Challenge
All lines in which the word "name" occurs are to be extracted.
>>>
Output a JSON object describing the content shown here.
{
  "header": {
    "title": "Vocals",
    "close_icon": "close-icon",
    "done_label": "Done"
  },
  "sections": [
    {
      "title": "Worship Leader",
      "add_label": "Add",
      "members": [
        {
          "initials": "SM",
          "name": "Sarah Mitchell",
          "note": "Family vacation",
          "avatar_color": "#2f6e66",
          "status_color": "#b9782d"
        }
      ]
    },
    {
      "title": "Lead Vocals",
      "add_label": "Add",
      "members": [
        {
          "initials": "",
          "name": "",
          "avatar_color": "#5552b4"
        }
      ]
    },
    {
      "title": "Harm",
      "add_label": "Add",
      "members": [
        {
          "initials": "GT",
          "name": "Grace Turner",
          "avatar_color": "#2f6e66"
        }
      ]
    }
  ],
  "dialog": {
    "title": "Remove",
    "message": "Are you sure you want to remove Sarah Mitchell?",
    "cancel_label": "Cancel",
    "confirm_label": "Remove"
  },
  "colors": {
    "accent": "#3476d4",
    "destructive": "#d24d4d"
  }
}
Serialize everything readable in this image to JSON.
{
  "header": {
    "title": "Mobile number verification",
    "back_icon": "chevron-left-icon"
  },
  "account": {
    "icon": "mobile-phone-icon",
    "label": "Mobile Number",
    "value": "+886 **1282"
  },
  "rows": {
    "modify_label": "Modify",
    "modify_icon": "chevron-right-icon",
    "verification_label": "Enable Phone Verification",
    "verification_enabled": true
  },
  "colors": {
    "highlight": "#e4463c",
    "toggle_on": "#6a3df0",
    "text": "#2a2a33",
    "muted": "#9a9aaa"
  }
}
<<<
Full solution
          "name": "Sarah Mitchell",
          "name": "",
          "name": "Grace Turner",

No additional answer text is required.